◆ Problem A:
Write out the stretch of the passage on Elixir and garbage collection from "Instead of having" through "a big deal.", word for word.
◆ Problem B:
Give again, unchanged, the stretch of the entries from their start through the line containing "- event-title: Algebra: Lesson 4: [374, 477, 484, 492]".

Elixir and its underlying Erlang platform specialize in concurrency and scalability, and immutable data goes a long way in achieving that. Elixir will make the trade-off of some inefficiency at the micro level to gain efficiency for the entire system as it scales up to more threads, processors, and machines. We'll go into some more detail on immutable data in the next post.

Garbage Collection

Like many languages in use nowadays, Elixir is a garbage-collected language. This means that you don't have to manually allocate and deallocate memory like I did back when I was doing C and C++ development. That could be a big pain, especially chasing after the inevitable memory management issues that would often make themselves known in very non-obvious ways through weird, inexplicable defects. I still feel a sense of relief that I don't have to chase that class of bugs down anymore. Well, you can still do stupid things in garbage-collected languages like holding onto a reference to data that is no longer needed, but that isn't nearly as aggravating as having to chase down defects related to memory management.

Instead of having you manualy allocate and free memory for data structures, the language runtime just automatically allocates memory for data: you don't have to worry about that at all. It also detects which data are being used and which data are no longer being referenced in the code. The garbage collector comes along once in a while, pauses execution, cleans up the unneeded data, releasing the memory back to the heap. You don't want this kind of behavior for operating-system-level code or code where every cycle matters, but the majority of development occurs at a higher level where this is not a big deal.

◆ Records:
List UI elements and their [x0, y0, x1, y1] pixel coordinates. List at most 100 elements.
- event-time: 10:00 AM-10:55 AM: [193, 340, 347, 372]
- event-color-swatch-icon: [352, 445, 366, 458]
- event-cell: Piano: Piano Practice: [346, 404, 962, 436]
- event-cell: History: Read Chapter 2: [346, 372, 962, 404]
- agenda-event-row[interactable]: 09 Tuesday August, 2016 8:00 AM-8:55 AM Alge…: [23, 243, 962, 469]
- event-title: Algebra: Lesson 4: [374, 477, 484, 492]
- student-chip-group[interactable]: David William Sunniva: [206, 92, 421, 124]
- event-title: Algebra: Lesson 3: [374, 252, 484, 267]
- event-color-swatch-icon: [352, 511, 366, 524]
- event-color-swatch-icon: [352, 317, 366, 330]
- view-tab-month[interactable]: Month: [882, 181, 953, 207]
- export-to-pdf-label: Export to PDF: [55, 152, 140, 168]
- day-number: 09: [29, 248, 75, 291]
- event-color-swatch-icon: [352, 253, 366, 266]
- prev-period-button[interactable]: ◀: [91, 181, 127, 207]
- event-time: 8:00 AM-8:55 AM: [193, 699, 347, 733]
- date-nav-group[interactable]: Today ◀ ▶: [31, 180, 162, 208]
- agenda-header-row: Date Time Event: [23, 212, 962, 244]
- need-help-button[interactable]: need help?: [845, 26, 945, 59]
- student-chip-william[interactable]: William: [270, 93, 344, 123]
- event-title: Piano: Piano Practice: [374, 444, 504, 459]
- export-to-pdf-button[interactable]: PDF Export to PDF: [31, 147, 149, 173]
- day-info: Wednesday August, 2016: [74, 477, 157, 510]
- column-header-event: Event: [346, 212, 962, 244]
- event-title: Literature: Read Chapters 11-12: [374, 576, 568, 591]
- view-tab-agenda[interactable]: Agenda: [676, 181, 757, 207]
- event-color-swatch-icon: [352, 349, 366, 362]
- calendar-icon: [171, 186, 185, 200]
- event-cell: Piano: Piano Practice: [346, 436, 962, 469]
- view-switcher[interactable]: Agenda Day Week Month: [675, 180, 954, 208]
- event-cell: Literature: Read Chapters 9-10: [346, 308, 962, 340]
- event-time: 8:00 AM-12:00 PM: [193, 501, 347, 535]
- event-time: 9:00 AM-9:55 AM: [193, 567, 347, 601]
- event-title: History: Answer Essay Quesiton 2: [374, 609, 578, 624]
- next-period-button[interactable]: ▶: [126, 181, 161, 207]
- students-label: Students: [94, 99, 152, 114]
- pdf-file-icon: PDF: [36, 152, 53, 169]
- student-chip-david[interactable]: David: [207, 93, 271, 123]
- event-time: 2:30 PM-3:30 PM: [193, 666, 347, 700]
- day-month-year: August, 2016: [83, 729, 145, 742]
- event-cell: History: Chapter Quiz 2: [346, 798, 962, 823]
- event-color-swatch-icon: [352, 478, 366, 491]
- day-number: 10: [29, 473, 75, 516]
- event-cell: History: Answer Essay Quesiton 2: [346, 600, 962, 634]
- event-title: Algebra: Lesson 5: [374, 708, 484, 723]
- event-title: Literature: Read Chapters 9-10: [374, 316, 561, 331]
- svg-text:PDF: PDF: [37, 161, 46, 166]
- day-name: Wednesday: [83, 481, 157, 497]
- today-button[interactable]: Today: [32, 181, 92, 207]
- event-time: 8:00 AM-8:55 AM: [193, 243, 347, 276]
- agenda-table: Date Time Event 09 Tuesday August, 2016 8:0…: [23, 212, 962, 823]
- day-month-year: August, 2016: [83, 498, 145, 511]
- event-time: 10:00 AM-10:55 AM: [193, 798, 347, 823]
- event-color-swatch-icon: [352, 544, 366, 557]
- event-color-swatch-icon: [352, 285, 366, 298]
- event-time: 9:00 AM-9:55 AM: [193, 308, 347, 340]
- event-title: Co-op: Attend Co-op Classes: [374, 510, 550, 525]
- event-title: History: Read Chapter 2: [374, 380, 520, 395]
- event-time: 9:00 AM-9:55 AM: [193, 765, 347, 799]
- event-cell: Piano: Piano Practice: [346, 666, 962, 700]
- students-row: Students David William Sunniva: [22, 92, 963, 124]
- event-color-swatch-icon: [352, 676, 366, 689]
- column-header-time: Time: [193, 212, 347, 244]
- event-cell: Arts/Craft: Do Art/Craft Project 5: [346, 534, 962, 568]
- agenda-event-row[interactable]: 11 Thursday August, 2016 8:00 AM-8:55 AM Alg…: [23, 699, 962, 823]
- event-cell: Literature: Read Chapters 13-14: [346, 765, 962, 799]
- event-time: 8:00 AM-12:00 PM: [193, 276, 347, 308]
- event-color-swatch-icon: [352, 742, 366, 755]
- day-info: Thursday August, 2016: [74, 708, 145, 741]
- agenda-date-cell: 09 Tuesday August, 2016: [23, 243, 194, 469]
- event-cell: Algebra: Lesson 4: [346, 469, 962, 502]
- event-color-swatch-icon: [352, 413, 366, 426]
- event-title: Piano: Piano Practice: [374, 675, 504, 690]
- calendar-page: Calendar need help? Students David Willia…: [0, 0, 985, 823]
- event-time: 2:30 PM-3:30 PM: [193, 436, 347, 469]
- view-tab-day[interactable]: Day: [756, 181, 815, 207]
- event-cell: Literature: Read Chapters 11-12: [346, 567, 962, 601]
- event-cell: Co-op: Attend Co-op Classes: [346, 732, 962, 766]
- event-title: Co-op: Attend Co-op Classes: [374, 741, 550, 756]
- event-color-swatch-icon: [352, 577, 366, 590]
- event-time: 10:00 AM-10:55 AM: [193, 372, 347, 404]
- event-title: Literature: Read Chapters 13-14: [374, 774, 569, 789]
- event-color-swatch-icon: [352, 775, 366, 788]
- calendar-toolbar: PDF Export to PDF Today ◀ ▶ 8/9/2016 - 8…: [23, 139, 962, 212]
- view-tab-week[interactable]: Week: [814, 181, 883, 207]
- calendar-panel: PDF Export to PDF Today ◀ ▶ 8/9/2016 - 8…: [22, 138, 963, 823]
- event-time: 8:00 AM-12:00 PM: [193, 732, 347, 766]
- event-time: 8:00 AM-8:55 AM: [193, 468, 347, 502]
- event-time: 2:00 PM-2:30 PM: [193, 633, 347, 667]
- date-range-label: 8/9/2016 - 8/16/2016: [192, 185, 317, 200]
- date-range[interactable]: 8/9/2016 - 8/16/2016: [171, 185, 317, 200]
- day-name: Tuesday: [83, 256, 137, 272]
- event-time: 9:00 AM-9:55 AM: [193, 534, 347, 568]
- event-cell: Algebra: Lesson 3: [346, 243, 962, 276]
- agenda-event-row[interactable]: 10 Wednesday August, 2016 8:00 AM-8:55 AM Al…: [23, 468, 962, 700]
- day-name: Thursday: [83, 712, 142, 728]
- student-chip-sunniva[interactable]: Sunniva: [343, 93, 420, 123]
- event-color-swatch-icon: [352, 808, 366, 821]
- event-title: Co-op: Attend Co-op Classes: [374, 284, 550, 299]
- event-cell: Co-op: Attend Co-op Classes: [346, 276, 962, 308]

◆ Complete response A:
Instead of having you manualy allocate and free memory for data structures, the language runtime just automatically allocates memory for data: you don't have to worry about that at all. It also detects which data are being used and which data are no longer being referenced in the code. The garbage collector comes along once in a while, pauses execution, cleans up the unneeded data, releasing the memory back to the heap. You don't want this kind of behavior for operating-system-level code or code where every cycle matters, but the majority of development occurs at a higher level where this is not a big deal.

◆ Complete response B:
List UI elements and their [x0, y0, x1, y1] pixel coordinates. List at most 100 elements.
- event-time: 10:00 AM-10:55 AM: [193, 340, 347, 372]
- event-color-swatch-icon: [352, 445, 366, 458]
- event-cell: Piano: Piano Practice: [346, 404, 962, 436]
- event-cell: History: Read Chapter 2: [346, 372, 962, 404]
- agenda-event-row[interactable]: 09 Tuesday August, 2016 8:00 AM-8:55 AM Alge…: [23, 243, 962, 469]
- event-title: Algebra: Lesson 4: [374, 477, 484, 492]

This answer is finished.